Description of the task: Scan the data below for the string "jeux". Show every line where it turns up.

Dataset entries:
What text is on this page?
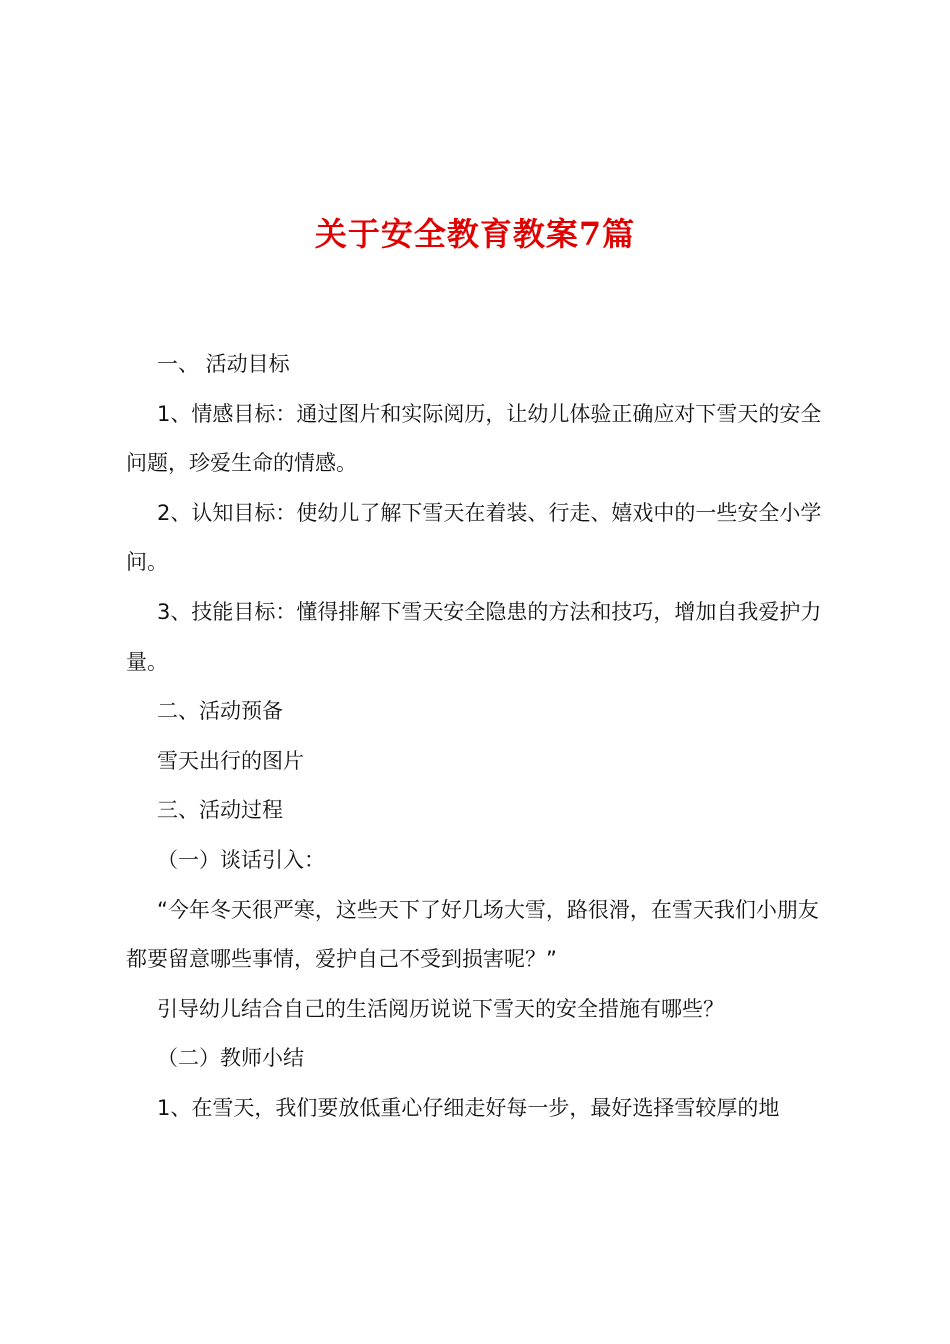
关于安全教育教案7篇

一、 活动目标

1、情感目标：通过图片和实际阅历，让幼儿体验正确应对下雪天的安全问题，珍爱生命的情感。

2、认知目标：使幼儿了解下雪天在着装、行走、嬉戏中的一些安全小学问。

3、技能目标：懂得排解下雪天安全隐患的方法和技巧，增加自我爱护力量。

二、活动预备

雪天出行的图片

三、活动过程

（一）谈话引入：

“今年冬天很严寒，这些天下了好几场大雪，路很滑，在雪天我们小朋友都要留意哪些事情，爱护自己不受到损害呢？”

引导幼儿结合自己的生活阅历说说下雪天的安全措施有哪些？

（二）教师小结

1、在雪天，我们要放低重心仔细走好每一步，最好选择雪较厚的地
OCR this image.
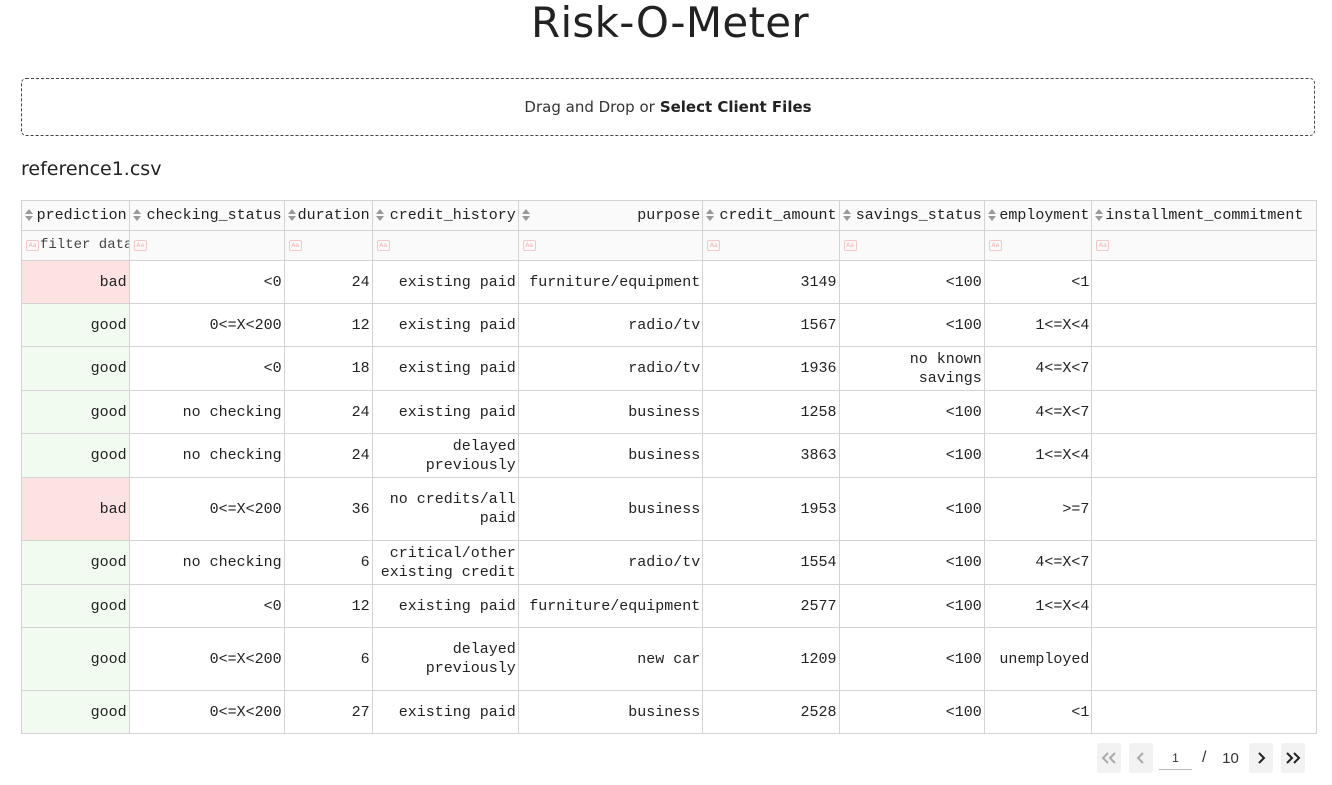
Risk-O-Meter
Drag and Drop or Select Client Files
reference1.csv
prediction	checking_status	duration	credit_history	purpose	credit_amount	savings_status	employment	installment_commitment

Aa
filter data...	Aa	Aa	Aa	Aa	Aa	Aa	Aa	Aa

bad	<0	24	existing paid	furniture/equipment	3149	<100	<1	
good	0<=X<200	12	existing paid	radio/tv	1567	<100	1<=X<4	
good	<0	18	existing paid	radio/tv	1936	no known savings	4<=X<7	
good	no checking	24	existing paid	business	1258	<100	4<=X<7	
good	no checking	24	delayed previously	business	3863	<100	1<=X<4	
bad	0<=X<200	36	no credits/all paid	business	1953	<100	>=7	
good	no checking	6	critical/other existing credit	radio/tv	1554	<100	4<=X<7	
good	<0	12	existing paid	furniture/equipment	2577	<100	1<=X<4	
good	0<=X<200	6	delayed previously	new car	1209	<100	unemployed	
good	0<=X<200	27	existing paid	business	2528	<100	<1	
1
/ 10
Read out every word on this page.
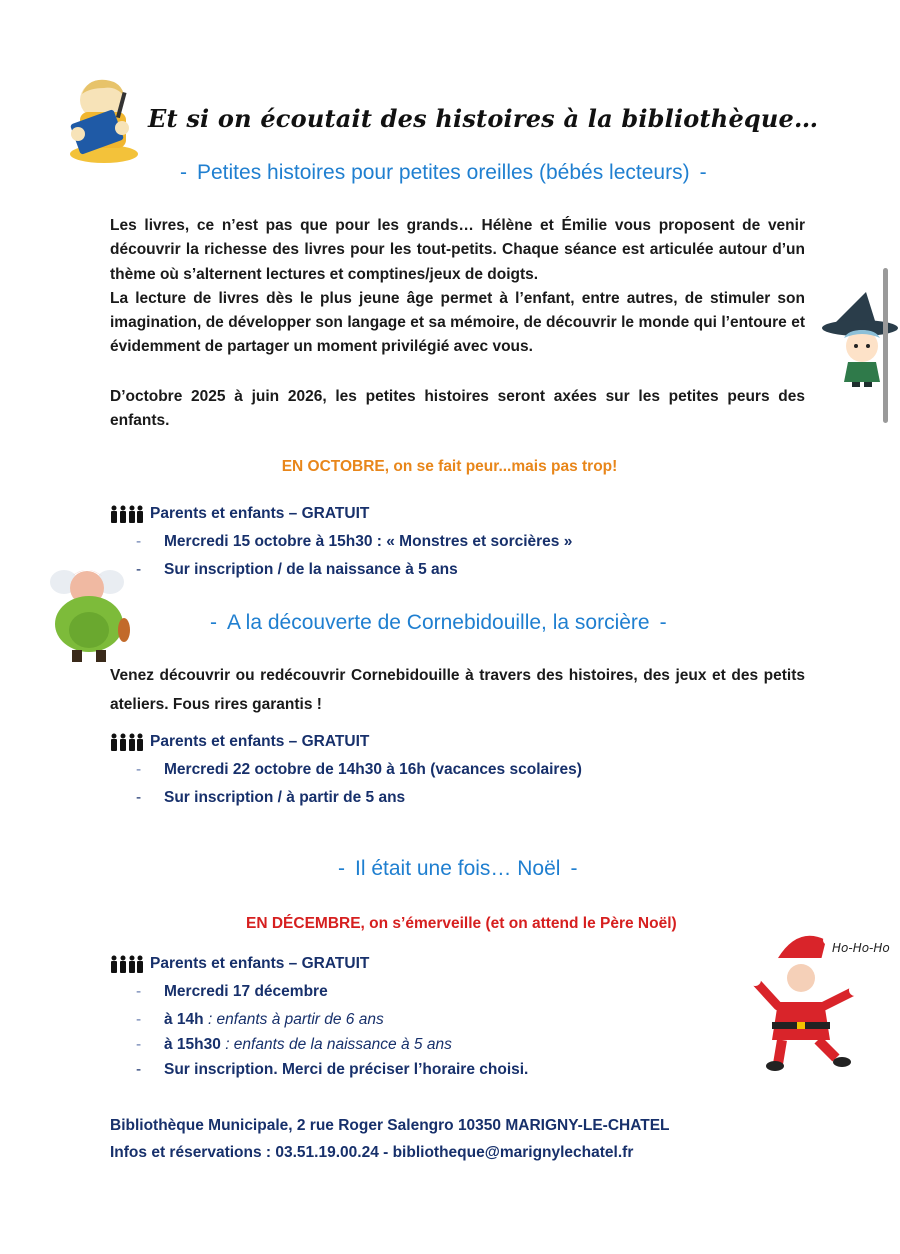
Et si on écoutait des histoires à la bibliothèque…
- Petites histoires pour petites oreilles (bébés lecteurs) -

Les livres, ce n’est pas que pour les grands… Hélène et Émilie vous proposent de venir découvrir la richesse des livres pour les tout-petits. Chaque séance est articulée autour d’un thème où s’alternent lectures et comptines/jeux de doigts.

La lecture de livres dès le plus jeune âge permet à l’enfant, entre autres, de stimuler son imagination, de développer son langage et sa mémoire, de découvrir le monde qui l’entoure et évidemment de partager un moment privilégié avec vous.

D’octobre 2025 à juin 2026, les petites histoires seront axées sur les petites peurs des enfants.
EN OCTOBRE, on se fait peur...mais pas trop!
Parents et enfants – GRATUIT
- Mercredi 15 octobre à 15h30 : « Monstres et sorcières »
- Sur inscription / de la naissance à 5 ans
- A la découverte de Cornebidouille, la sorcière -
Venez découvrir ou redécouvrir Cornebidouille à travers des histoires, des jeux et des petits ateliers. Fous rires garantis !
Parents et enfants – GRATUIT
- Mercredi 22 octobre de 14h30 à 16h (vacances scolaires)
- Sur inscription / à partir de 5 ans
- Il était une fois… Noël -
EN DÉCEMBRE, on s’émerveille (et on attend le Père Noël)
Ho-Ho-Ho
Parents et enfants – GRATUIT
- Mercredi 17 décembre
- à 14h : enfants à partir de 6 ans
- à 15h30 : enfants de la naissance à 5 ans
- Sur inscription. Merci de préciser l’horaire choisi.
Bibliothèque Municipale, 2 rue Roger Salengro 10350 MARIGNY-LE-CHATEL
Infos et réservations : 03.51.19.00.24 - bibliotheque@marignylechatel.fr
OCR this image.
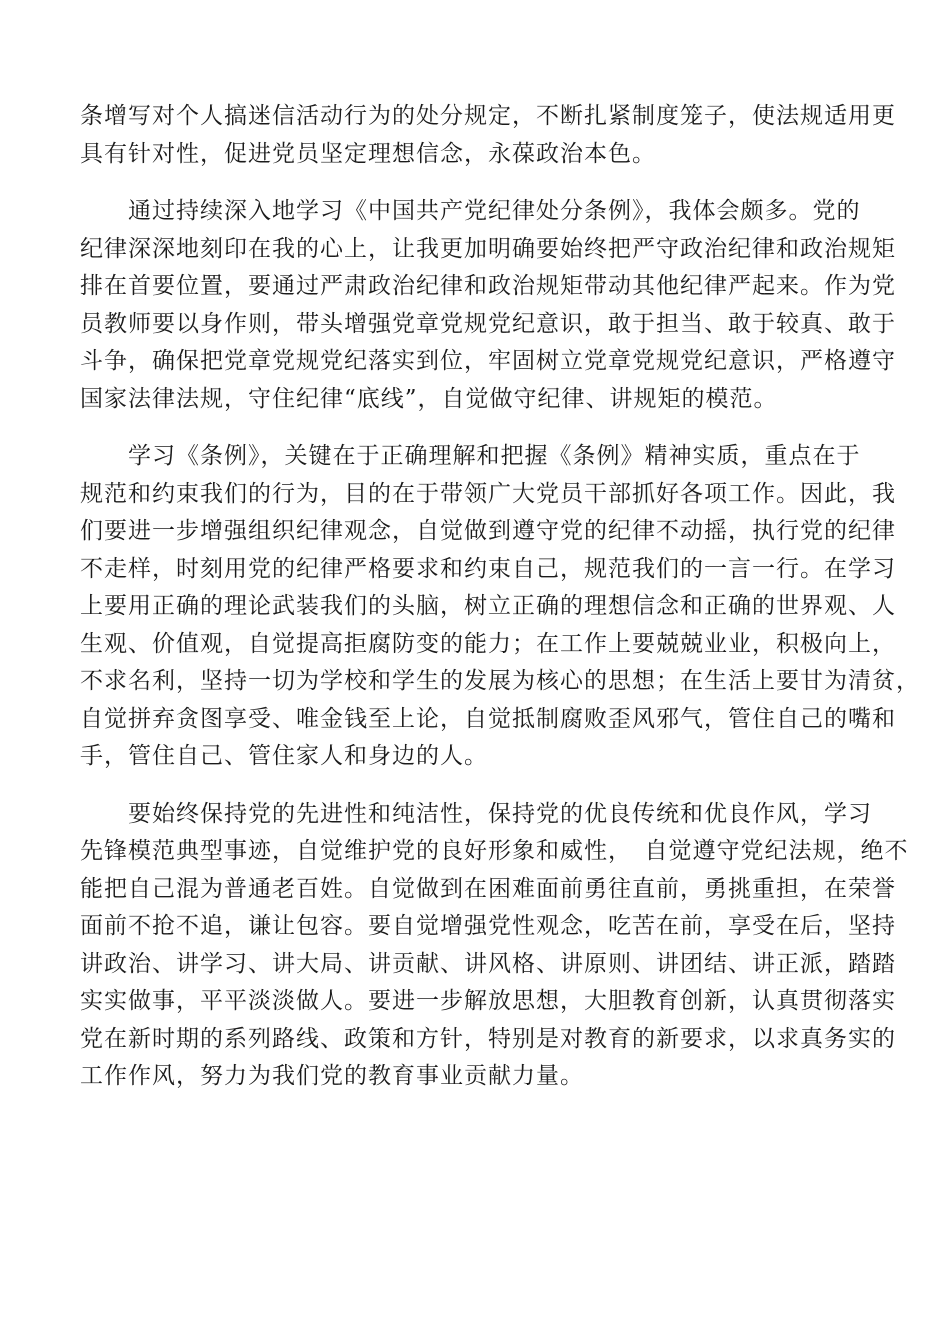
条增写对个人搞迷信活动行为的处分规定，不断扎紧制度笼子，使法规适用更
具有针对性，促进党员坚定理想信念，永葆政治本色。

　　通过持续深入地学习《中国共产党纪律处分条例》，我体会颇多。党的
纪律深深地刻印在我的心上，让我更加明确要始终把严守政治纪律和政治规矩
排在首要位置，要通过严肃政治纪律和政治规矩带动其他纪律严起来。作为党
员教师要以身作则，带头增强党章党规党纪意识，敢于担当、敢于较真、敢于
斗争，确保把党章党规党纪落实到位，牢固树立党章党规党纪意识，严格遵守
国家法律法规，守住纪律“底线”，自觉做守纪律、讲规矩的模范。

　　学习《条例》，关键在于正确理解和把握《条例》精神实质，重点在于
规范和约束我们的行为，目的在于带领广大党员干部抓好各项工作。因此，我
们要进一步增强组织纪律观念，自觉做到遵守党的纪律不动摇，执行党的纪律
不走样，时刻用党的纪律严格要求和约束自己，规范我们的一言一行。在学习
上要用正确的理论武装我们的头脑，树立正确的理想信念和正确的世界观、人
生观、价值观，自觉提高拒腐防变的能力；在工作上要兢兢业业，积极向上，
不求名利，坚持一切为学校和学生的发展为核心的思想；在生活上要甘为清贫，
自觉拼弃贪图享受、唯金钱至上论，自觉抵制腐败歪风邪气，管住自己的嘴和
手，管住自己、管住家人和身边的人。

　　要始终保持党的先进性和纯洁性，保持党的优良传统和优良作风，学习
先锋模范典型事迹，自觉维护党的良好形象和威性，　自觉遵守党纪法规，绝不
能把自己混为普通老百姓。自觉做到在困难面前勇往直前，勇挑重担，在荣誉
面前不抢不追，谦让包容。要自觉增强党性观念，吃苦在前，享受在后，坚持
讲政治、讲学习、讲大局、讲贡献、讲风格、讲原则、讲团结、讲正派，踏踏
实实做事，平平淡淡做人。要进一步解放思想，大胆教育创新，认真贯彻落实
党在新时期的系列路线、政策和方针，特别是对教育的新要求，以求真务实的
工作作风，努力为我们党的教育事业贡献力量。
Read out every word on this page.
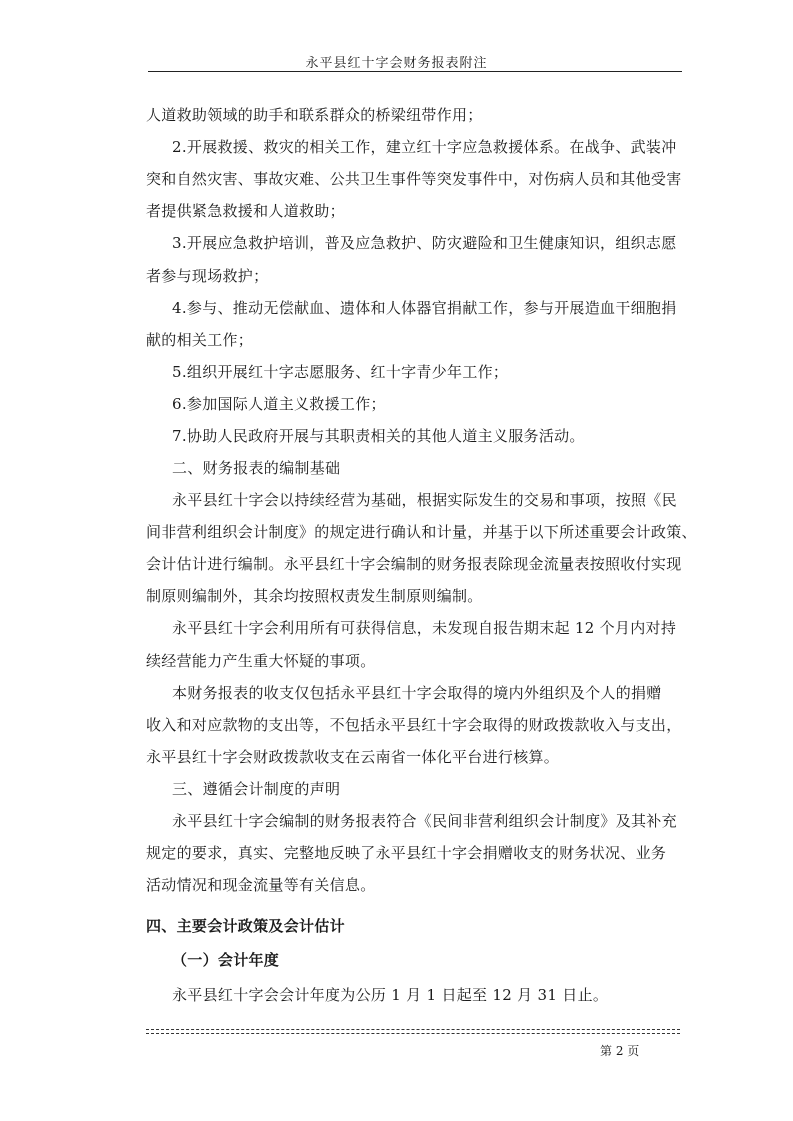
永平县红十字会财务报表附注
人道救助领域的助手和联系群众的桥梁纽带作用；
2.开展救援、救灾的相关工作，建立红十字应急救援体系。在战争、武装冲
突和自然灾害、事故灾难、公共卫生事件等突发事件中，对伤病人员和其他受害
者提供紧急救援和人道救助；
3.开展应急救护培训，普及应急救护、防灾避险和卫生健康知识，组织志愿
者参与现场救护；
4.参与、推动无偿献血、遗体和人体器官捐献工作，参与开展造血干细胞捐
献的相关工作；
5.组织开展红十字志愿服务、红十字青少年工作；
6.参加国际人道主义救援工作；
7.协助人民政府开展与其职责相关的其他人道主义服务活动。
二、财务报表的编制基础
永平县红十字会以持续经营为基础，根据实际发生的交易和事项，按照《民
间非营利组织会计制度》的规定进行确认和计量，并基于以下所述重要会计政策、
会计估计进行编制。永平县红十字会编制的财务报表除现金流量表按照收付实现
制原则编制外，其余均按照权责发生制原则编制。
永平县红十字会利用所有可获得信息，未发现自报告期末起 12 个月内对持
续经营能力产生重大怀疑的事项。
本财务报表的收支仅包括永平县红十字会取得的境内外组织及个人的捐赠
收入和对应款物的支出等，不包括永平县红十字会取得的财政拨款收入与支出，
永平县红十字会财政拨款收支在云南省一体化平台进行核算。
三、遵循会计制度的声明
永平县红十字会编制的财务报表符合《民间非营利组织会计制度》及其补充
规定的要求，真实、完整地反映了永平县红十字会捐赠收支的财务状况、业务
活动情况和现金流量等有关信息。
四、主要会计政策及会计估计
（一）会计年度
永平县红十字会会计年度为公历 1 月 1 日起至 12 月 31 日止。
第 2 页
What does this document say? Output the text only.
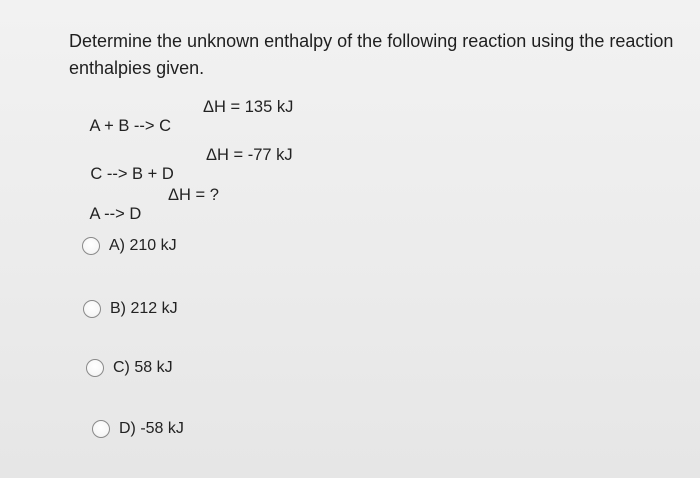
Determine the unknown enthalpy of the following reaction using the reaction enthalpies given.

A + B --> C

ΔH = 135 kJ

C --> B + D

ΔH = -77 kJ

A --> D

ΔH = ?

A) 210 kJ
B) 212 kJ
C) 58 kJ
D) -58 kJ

Response:
Les livres, ce n’est pas que pour les grands… Hélène et Émilie vous proposent de venir découvrir la richesse des livres pour les tout-petits. Chaque séance est articulée autour d’un thème où s’alternent lectures et comptines/jeux de doigts.
Venez découvrir ou redécouvrir Cornebidouille à travers des histoires, des jeux et des petits ateliers. Fous rires garantis !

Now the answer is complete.